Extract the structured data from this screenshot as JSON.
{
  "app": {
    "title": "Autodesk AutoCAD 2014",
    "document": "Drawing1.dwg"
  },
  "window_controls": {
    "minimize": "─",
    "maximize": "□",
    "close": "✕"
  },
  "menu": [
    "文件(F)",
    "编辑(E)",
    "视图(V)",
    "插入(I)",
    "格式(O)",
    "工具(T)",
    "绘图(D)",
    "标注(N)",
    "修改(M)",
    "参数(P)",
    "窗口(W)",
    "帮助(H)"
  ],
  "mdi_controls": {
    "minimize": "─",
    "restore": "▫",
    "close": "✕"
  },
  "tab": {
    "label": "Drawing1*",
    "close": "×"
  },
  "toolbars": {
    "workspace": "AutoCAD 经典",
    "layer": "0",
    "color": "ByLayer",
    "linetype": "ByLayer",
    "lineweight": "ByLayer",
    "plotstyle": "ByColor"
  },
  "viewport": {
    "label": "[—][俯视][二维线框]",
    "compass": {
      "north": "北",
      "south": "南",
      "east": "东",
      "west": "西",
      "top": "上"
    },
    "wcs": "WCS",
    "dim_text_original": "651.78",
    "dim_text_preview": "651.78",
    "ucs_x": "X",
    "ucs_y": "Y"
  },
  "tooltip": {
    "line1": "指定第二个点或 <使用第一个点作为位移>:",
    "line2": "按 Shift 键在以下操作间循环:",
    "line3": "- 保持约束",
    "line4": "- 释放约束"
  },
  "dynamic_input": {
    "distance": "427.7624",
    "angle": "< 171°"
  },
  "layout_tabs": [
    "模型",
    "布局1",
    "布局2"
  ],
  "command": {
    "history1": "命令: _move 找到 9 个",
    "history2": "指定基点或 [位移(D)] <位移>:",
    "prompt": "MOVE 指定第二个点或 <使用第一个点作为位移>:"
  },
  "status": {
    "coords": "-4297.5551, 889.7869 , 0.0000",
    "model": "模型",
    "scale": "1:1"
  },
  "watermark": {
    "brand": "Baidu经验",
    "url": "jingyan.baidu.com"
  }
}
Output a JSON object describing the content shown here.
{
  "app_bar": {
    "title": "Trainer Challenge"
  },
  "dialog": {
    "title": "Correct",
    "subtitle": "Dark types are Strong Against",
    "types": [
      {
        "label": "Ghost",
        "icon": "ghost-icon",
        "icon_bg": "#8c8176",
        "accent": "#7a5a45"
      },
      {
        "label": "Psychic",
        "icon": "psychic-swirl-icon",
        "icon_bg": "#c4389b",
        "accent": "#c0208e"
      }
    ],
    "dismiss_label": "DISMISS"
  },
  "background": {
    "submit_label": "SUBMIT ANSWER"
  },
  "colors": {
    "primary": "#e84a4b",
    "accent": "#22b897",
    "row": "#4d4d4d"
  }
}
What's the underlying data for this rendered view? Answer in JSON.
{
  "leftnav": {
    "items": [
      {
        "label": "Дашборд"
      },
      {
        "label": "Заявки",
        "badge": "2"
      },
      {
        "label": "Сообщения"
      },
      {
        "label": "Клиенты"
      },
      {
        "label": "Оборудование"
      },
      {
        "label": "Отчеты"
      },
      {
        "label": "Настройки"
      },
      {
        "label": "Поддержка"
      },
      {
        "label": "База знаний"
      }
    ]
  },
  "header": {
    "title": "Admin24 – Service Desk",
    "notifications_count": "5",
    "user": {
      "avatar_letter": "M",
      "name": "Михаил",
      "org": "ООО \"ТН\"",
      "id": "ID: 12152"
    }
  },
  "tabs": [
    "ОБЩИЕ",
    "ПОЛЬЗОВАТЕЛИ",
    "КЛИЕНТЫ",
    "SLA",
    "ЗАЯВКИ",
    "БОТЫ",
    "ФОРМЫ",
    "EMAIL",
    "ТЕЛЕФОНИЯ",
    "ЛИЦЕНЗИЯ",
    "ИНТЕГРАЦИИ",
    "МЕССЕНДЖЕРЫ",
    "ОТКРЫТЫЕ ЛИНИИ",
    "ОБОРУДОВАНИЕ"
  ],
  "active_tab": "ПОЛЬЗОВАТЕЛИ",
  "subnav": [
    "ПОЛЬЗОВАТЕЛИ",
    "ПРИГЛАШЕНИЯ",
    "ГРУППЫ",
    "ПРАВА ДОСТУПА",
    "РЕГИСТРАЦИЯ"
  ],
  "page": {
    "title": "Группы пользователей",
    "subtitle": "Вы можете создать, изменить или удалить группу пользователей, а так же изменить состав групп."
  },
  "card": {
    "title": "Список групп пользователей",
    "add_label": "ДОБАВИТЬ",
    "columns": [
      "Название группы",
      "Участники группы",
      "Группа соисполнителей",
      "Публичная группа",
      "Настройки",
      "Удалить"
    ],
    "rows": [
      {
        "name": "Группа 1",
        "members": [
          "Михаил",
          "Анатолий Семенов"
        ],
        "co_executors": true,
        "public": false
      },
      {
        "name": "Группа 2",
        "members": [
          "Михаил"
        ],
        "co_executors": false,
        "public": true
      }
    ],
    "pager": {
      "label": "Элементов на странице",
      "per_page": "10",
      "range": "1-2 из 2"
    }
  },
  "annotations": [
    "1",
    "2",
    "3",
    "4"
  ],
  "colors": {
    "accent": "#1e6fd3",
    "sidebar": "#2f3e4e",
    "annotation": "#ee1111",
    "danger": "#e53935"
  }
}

INSTRUCTIONS FOR THE TASK: Repeat each of the entries above precisely as given.

ANSWER TO THIS TASK:
Extract the structured data from this screenshot as JSON.
{
  "app": {
    "title": "Autodesk AutoCAD 2014",
    "document": "Drawing1.dwg"
  },
  "window_controls": {
    "minimize": "─",
    "maximize": "□",
    "close": "✕"
  },
  "menu": [
    "文件(F)",
    "编辑(E)",
    "视图(V)",
    "插入(I)",
    "格式(O)",
    "工具(T)",
    "绘图(D)",
    "标注(N)",
    "修改(M)",
    "参数(P)",
    "窗口(W)",
    "帮助(H)"
  ],
  "mdi_controls": {
    "minimize": "─",
    "restore": "▫",
    "close": "✕"
  },
  "tab": {
    "label": "Drawing1*",
    "close": "×"
  },
  "toolbars": {
    "workspace": "AutoCAD 经典",
    "layer": "0",
    "color": "ByLayer",
    "linetype": "ByLayer",
    "lineweight": "ByLayer",
    "plotstyle": "ByColor"
  },
  "viewport": {
    "label": "[—][俯视][二维线框]",
    "compass": {
      "north": "北",
      "south": "南",
      "east": "东",
      "west": "西",
      "top": "上"
    },
    "wcs": "WCS",
    "dim_text_original": "651.78",
    "dim_text_preview": "651.78",
    "ucs_x": "X",
    "ucs_y": "Y"
  },
  "tooltip": {
    "line1": "指定第二个点或 <使用第一个点作为位移>:",
    "line2": "按 Shift 键在以下操作间循环:",
    "line3": "- 保持约束",
    "line4": "- 释放约束"
  },
  "dynamic_input": {
    "distance": "427.7624",
    "angle": "< 171°"
  },
  "layout_tabs": [
    "模型",
    "布局1",
    "布局2"
  ],
  "command": {
    "history1": "命令: _move 找到 9 个",
    "history2": "指定基点或 [位移(D)] <位移>:",
    "prompt": "MOVE 指定第二个点或 <使用第一个点作为位移>:"
  },
  "status": {
    "coords": "-4297.5551, 889.7869 , 0.0000",
    "model": "模型",
    "scale": "1:1"
  },
  "watermark": {
    "brand": "Baidu经验",
    "url": "jingyan.baidu.com"
  }
}
Output a JSON object describing the content shown here.
{
  "app_bar": {
    "title": "Trainer Challenge"
  },
  "dialog": {
    "title": "Correct",
    "subtitle": "Dark types are Strong Against",
    "types": [
      {
        "label": "Ghost",
        "icon": "ghost-icon",
        "icon_bg": "#8c8176",
        "accent": "#7a5a45"
      },
      {
        "label": "Psychic",
        "icon": "psychic-swirl-icon",
        "icon_bg": "#c4389b",
        "accent": "#c0208e"
      }
    ],
    "dismiss_label": "DISMISS"
  },
  "background": {
    "submit_label": "SUBMIT ANSWER"
  },
  "colors": {
    "primary": "#e84a4b",
    "accent": "#22b897",
    "row": "#4d4d4d"
  }
}
What's the underlying data for this rendered view? Answer in JSON.
{
  "leftnav": {
    "items": [
      {
        "label": "Дашборд"
      },
      {
        "label": "Заявки",
        "badge": "2"
      },
      {
        "label": "Сообщения"
      },
      {
        "label": "Клиенты"
      },
      {
        "label": "Оборудование"
      },
      {
        "label": "Отчеты"
      },
      {
        "label": "Настройки"
      },
      {
        "label": "Поддержка"
      },
      {
        "label": "База знаний"
      }
    ]
  },
  "header": {
    "title": "Admin24 – Service Desk",
    "notifications_count": "5",
    "user": {
      "avatar_letter": "M",
      "name": "Михаил",
      "org": "ООО \"ТН\"",
      "id": "ID: 12152"
    }
  },
  "tabs": [
    "ОБЩИЕ",
    "ПОЛЬЗОВАТЕЛИ",
    "КЛИЕНТЫ",
    "SLA",
    "ЗАЯВКИ",
    "БОТЫ",
    "ФОРМЫ",
    "EMAIL",
    "ТЕЛЕФОНИЯ",
    "ЛИЦЕНЗИЯ",
    "ИНТЕГРАЦИИ",
    "МЕССЕНДЖЕРЫ",
    "ОТКРЫТЫЕ ЛИНИИ",
    "ОБОРУДОВАНИЕ"
  ],
  "active_tab": "ПОЛЬЗОВАТЕЛИ",
  "subnav": [
    "ПОЛЬЗОВАТЕЛИ",
    "ПРИГЛАШЕНИЯ",
    "ГРУППЫ",
    "ПРАВА ДОСТУПА",
    "РЕГИСТРАЦИЯ"
  ],
  "page": {
    "title": "Группы пользователей",
    "subtitle": "Вы можете создать, изменить или удалить группу пользователей, а так же изменить состав групп."
  },
  "card": {
    "title": "Список групп пользователей",
    "add_label": "ДОБАВИТЬ",
    "columns": [
      "Название группы",
      "Участники группы",
      "Группа соисполнителей",
      "Публичная группа",
      "Настройки",
      "Удалить"
    ],
    "rows": [
      {
        "name": "Группа 1",
        "members": [
          "Михаил",
          "Анатолий Семенов"
        ],
        "co_executors": true,
        "public": false
      },
      {
        "name": "Группа 2",
        "members": [
          "Михаил"
        ],
        "co_executors": false,
        "public": true
      }
    ],
    "pager": {
      "label": "Элементов на странице",
      "per_page": "10",
      "range": "1-2 из 2"
    }
  },
  "annotations": [
    "1",
    "2",
    "3",
    "4"
  ],
  "colors": {
    "accent": "#1e6fd3",
    "sidebar": "#2f3e4e",
    "annotation": "#ee1111",
    "danger": "#e53935"
  }
}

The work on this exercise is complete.